TASK DIRECTIONS:
Omit every picture, then give all the entries again exactly.

(Items from a dataset)
■ ■ ■ ■ ■ ■ ■
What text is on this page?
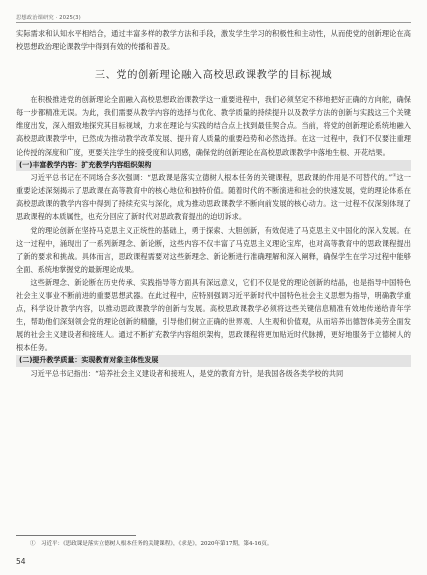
思想政治课研究 · 2025(3)

实际需求和认知水平相结合，通过丰富多样的教学方法和手段，激发学生学习的积极性和主动性，从而使党的创新理论在高校思想政治理论课教学中得到有效的传播和普及。

三、党的创新理论融入高校思政课教学的目标视域

在积极推进党的创新理论全面融入高校思想政治课教学这一重要进程中，我们必须坚定不移地把好正确的方向舵，确保每一步都精准无误。为此，我们需要从教学内容的选择与优化、教学质量的持续提升以及教学方法的创新与实践这三个关键维度出发，深入细致地探究其目标视域，力求在理论与实践的结合点上找到最佳契合点。当前，将党的创新理论系统地融入高校思政课教学中，已然成为推动教学改革发展、提升育人质量的重要趋势和必然选择。在这一过程中，我们不仅要注重理论传授的深度和广度，更要关注学生的接受度和认同感，确保党的创新理论在高校思政课教学中落地生根、开花结果。

(一)丰富教学内容：扩充教学内容组织架构

习近平总书记在不同场合多次强调：“思政课是落实立德树人根本任务的关键课程，思政课的作用是不可替代的。”①这一重要论述深刻揭示了思政课在高等教育中的核心地位和独特价值。随着时代的不断演进和社会的快速发展，党的理论体系在高校思政课的教学内容中得到了持续充实与深化，成为推动思政课教学不断向前发展的核心动力。这一过程不仅深刻体现了思政课程的本质属性，也充分回应了新时代对思政教育提出的迫切诉求。

党的理论创新在坚持马克思主义正统性的基础上，勇于探索、大胆创新，有效促进了马克思主义中国化的深入发展。在这一过程中，涌现出了一系列新理念、新论断，这些内容不仅丰富了马克思主义理论宝库，也对高等教育中的思政课程提出了新的要求和挑战。具体而言，思政课程需要对这些新理念、新论断进行准确理解和深入阐释，确保学生在学习过程中能够全面、系统地掌握党的最新理论成果。

这些新理念、新论断在历史传承、实践指导等方面具有深远意义，它们不仅是党的理论创新的结晶，也是指导中国特色社会主义事业不断前进的重要思想武器。在此过程中，应特别强调习近平新时代中国特色社会主义思想为指导，明确教学重点，科学设计教学内容，以推动思政课教学的创新与发展。高校思政课教学必须将这些关键信息精准有效地传递给青年学生，帮助他们深刻领会党的理论创新的精髓，引导他们树立正确的世界观、人生观和价值观，从而培养出德智体美劳全面发展的社会主义建设者和接班人。通过不断扩充教学内容组织架构，思政课程将更加贴近时代脉搏，更好地服务于立德树人的根本任务。

(二)提升教学质量：实现教育对象主体性发展

习近平总书记指出：“培养社会主义建设者和接班人，是党的教育方针，是我国各级各类学校的共同

①　习近平：《思政课是落实立德树人根本任务的关键课程》，《求是》，2020年第17期，第4-16页。
54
■ ■ ■ ■ ■ ■ ■
WRITTEN SOLUTION:
What text is on this page?
思想政治课研究 · 2025(3)

实际需求和认知水平相结合，通过丰富多样的教学方法和手段，激发学生学习的积极性和主动性，从而使党的创新理论在高校思想政治理论课教学中得到有效的传播和普及。

三、党的创新理论融入高校思政课教学的目标视域

在积极推进党的创新理论全面融入高校思想政治课教学这一重要进程中，我们必须坚定不移地把好正确的方向舵，确保每一步都精准无误。为此，我们需要从教学内容的选择与优化、教学质量的持续提升以及教学方法的创新与实践这三个关键维度出发，深入细致地探究其目标视域，力求在理论与实践的结合点上找到最佳契合点。当前，将党的创新理论系统地融入高校思政课教学中，已然成为推动教学改革发展、提升育人质量的重要趋势和必然选择。在这一过程中，我们不仅要注重理论传授的深度和广度，更要关注学生的接受度和认同感，确保党的创新理论在高校思政课教学中落地生根、开花结果。

(一)丰富教学内容：扩充教学内容组织架构

习近平总书记在不同场合多次强调：“思政课是落实立德树人根本任务的关键课程，思政课的作用是不可替代的。”①这一重要论述深刻揭示了思政课在高等教育中的核心地位和独特价值。随着时代的不断演进和社会的快速发展，党的理论体系在高校思政课的教学内容中得到了持续充实与深化，成为推动思政课教学不断向前发展的核心动力。这一过程不仅深刻体现了思政课程的本质属性，也充分回应了新时代对思政教育提出的迫切诉求。

党的理论创新在坚持马克思主义正统性的基础上，勇于探索、大胆创新，有效促进了马克思主义中国化的深入发展。在这一过程中，涌现出了一系列新理念、新论断，这些内容不仅丰富了马克思主义理论宝库，也对高等教育中的思政课程提出了新的要求和挑战。具体而言，思政课程需要对这些新理念、新论断进行准确理解和深入阐释，确保学生在学习过程中能够全面、系统地掌握党的最新理论成果。

这些新理念、新论断在历史传承、实践指导等方面具有深远意义，它们不仅是党的理论创新的结晶，也是指导中国特色社会主义事业不断前进的重要思想武器。在此过程中，应特别强调习近平新时代中国特色社会主义思想为指导，明确教学重点，科学设计教学内容，以推动思政课教学的创新与发展。高校思政课教学必须将这些关键信息精准有效地传递给青年学生，帮助他们深刻领会党的理论创新的精髓，引导他们树立正确的世界观、人生观和价值观，从而培养出德智体美劳全面发展的社会主义建设者和接班人。通过不断扩充教学内容组织架构，思政课程将更加贴近时代脉搏，更好地服务于立德树人的根本任务。

(二)提升教学质量：实现教育对象主体性发展

习近平总书记指出：“培养社会主义建设者和接班人，是党的教育方针，是我国各级各类学校的共同

①　习近平：《思政课是落实立德树人根本任务的关键课程》，《求是》，2020年第17期，第4-16页。
54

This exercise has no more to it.